#### Brief
Each line containing the word "year" must be collected.

--- start of Data in this exercise ---

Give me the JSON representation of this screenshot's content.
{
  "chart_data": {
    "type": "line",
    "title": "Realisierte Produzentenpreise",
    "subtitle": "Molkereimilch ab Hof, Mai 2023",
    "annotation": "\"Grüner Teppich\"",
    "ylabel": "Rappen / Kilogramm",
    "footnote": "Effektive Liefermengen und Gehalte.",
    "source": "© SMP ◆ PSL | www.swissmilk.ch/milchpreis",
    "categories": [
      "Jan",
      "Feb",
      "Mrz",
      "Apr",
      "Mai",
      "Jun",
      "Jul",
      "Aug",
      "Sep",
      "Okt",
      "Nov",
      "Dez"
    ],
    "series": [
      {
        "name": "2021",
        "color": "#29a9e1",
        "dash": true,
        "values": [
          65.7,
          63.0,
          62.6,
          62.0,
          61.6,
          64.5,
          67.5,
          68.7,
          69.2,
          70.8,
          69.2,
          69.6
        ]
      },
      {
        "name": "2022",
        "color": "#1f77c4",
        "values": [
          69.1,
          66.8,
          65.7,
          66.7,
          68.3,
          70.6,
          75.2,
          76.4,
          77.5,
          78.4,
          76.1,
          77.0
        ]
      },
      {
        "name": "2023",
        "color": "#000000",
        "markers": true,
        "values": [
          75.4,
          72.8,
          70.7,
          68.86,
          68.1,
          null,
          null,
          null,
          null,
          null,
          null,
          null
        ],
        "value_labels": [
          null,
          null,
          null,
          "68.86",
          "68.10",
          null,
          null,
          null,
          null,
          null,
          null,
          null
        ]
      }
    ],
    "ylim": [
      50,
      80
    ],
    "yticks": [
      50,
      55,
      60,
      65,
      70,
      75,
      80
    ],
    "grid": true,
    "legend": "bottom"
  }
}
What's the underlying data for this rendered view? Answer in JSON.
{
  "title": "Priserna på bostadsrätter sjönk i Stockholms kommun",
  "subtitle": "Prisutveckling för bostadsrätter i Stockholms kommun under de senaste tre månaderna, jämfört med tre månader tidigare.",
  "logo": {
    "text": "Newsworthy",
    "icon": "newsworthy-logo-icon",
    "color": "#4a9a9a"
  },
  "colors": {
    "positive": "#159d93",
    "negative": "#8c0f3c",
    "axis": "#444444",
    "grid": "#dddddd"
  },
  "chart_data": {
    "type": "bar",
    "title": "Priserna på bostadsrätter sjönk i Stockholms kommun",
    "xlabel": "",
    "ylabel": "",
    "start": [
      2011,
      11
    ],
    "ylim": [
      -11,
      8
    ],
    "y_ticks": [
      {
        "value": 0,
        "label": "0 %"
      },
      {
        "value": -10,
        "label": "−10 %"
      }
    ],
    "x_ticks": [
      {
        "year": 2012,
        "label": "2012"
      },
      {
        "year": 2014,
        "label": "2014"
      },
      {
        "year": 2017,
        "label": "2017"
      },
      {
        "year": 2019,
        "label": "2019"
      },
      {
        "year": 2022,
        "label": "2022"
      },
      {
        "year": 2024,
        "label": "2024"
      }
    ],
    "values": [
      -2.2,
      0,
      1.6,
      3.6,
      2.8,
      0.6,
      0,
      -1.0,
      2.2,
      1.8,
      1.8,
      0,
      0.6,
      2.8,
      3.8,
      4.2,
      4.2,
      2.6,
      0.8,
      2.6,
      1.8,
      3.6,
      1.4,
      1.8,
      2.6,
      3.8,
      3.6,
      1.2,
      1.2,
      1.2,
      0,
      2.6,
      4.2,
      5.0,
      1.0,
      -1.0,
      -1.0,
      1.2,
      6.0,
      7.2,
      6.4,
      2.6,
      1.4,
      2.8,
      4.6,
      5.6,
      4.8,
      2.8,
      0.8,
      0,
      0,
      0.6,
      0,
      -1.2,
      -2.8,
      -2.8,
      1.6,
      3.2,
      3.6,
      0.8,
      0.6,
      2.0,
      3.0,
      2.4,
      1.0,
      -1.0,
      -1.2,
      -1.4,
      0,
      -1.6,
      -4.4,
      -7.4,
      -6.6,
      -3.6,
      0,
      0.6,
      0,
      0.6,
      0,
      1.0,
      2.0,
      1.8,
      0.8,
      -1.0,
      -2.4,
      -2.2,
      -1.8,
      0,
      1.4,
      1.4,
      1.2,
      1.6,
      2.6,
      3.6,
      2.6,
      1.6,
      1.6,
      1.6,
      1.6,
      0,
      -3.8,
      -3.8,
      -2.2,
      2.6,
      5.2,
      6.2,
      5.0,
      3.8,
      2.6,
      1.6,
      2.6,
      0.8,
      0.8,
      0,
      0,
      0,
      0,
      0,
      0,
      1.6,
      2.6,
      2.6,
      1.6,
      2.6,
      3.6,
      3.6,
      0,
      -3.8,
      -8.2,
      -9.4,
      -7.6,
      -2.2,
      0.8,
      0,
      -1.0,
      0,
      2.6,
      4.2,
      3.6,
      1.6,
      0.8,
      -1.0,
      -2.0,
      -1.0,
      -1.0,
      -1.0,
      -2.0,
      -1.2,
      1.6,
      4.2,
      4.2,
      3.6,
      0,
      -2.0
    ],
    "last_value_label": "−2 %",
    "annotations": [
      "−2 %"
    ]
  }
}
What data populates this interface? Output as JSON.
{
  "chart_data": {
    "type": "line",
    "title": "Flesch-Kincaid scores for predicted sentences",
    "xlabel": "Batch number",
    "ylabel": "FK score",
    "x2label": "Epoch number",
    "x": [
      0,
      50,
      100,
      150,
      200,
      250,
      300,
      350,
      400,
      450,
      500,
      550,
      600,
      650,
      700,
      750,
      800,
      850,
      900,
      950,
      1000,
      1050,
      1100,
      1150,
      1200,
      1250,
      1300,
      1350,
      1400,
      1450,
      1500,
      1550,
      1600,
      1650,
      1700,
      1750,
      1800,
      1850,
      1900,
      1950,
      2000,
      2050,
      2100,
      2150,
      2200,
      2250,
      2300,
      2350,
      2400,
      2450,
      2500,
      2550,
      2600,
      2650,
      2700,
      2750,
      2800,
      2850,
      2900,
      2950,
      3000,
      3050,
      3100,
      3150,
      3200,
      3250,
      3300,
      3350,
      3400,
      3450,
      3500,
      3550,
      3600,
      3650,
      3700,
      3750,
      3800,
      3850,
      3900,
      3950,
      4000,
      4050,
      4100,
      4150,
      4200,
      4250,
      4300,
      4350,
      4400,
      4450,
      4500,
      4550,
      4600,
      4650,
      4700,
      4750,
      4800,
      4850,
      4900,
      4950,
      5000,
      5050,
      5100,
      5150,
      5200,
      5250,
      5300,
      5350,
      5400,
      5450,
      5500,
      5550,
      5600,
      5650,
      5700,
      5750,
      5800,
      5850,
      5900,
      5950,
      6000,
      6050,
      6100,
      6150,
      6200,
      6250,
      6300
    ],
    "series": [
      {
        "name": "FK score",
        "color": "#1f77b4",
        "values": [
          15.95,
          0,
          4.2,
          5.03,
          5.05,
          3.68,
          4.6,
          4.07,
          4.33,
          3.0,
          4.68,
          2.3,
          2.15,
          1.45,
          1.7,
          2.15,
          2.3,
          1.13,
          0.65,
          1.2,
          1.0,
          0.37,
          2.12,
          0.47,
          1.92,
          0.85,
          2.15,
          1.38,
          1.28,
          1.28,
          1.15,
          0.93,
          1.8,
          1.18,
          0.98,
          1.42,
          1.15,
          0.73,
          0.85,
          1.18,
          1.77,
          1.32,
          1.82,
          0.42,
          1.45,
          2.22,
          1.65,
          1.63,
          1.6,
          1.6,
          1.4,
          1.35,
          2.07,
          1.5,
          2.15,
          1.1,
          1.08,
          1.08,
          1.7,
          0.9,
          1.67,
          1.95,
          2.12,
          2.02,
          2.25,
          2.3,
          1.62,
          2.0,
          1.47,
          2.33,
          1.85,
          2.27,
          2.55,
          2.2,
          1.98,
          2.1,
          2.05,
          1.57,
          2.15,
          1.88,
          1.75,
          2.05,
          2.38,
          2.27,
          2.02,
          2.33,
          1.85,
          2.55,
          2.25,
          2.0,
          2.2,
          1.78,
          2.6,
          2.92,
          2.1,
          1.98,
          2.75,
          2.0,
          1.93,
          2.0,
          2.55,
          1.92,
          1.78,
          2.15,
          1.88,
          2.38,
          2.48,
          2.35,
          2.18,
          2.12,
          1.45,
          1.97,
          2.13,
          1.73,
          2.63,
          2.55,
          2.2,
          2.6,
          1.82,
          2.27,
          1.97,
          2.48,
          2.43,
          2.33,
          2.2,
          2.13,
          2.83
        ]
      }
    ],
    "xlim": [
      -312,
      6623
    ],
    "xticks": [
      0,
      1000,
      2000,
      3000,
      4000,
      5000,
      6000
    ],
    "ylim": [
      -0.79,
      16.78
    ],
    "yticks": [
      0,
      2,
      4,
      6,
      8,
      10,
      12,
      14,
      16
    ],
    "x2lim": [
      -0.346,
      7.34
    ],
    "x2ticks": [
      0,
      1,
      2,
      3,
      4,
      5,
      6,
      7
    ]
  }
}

--- end of Data in this exercise ---

#### Solution to the problem
        "year": 2012,
        "year": 2014,
        "year": 2017,
        "year": 2019,
        "year": 2022,
        "year": 2024,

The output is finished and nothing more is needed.